*WHAT IS NEEDED*: Reproduce the entire listing word for word.

*PROVIDED DATA*:

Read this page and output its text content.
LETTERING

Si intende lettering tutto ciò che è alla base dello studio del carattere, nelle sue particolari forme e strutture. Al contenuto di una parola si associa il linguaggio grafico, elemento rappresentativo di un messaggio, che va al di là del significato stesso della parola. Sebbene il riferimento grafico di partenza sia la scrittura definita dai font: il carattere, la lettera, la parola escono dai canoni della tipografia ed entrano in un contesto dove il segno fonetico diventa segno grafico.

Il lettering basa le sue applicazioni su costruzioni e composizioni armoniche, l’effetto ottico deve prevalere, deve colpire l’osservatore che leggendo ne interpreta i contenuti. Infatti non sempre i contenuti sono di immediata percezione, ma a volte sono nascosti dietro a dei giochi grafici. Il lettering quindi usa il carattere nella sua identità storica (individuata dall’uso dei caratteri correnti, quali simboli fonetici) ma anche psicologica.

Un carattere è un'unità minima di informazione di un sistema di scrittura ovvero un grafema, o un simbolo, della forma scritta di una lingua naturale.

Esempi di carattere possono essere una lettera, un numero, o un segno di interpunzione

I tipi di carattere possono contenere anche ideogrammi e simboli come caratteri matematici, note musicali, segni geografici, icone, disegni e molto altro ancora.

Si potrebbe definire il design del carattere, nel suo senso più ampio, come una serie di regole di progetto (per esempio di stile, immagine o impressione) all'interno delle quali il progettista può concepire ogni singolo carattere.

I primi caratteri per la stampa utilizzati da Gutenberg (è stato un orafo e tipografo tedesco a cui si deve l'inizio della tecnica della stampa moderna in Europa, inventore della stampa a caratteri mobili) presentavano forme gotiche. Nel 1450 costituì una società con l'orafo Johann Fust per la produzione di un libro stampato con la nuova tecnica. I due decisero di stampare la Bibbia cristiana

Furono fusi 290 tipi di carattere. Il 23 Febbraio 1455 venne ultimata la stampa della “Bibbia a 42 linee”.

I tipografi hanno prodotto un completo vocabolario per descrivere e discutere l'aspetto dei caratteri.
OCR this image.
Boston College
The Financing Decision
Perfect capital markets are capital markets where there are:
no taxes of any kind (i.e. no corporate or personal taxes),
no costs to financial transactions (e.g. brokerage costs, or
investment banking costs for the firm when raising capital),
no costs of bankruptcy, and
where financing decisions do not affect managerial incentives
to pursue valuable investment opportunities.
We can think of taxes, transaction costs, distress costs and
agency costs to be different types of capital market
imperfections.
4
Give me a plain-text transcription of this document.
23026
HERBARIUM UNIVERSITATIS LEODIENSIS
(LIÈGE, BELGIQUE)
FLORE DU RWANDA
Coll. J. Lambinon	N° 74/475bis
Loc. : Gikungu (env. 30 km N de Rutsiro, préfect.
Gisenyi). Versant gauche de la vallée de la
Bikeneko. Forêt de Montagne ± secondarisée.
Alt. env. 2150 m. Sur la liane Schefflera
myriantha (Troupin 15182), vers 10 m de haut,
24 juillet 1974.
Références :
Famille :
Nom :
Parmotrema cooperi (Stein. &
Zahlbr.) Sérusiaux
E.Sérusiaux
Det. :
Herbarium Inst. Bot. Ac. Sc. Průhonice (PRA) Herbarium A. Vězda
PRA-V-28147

*EXERCISE RESULT*:
Read this page and output its text content.
LETTERING

Si intende lettering tutto ciò che è alla base dello studio del carattere, nelle sue particolari forme e strutture. Al contenuto di una parola si associa il linguaggio grafico, elemento rappresentativo di un messaggio, che va al di là del significato stesso della parola. Sebbene il riferimento grafico di partenza sia la scrittura definita dai font: il carattere, la lettera, la parola escono dai canoni della tipografia ed entrano in un contesto dove il segno fonetico diventa segno grafico.

Il lettering basa le sue applicazioni su costruzioni e composizioni armoniche, l’effetto ottico deve prevalere, deve colpire l’osservatore che leggendo ne interpreta i contenuti. Infatti non sempre i contenuti sono di immediata percezione, ma a volte sono nascosti dietro a dei giochi grafici. Il lettering quindi usa il carattere nella sua identità storica (individuata dall’uso dei caratteri correnti, quali simboli fonetici) ma anche psicologica.

Un carattere è un'unità minima di informazione di un sistema di scrittura ovvero un grafema, o un simbolo, della forma scritta di una lingua naturale.

Esempi di carattere possono essere una lettera, un numero, o un segno di interpunzione

I tipi di carattere possono contenere anche ideogrammi e simboli come caratteri matematici, note musicali, segni geografici, icone, disegni e molto altro ancora.

Si potrebbe definire il design del carattere, nel suo senso più ampio, come una serie di regole di progetto (per esempio di stile, immagine o impressione) all'interno delle quali il progettista può concepire ogni singolo carattere.

I primi caratteri per la stampa utilizzati da Gutenberg (è stato un orafo e tipografo tedesco a cui si deve l'inizio della tecnica della stampa moderna in Europa, inventore della stampa a caratteri mobili) presentavano forme gotiche. Nel 1450 costituì una società con l'orafo Johann Fust per la produzione di un libro stampato con la nuova tecnica. I due decisero di stampare la Bibbia cristiana

Furono fusi 290 tipi di carattere. Il 23 Febbraio 1455 venne ultimata la stampa della “Bibbia a 42 linee”.

I tipografi hanno prodotto un completo vocabolario per descrivere e discutere l'aspetto dei caratteri.
OCR this image.
Boston College
The Financing Decision
Perfect capital markets are capital markets where there are:
no taxes of any kind (i.e. no corporate or personal taxes),
no costs to financial transactions (e.g. brokerage costs, or
investment banking costs for the firm when raising capital),
no costs of bankruptcy, and
where financing decisions do not affect managerial incentives
to pursue valuable investment opportunities.
We can think of taxes, transaction costs, distress costs and
agency costs to be different types of capital market
imperfections.
4
Give me a plain-text transcription of this document.
23026
HERBARIUM UNIVERSITATIS LEODIENSIS
(LIÈGE, BELGIQUE)
FLORE DU RWANDA
Coll. J. Lambinon	N° 74/475bis
Loc. : Gikungu (env. 30 km N de Rutsiro, préfect.
Gisenyi). Versant gauche de la vallée de la
Bikeneko. Forêt de Montagne ± secondarisée.
Alt. env. 2150 m. Sur la liane Schefflera
myriantha (Troupin 15182), vers 10 m de haut,
24 juillet 1974.
Références :
Famille :
Nom :
Parmotrema cooperi (Stein. &
Zahlbr.) Sérusiaux
E.Sérusiaux
Det. :
Herbarium Inst. Bot. Ac. Sc. Průhonice (PRA) Herbarium A. Vězda
PRA-V-28147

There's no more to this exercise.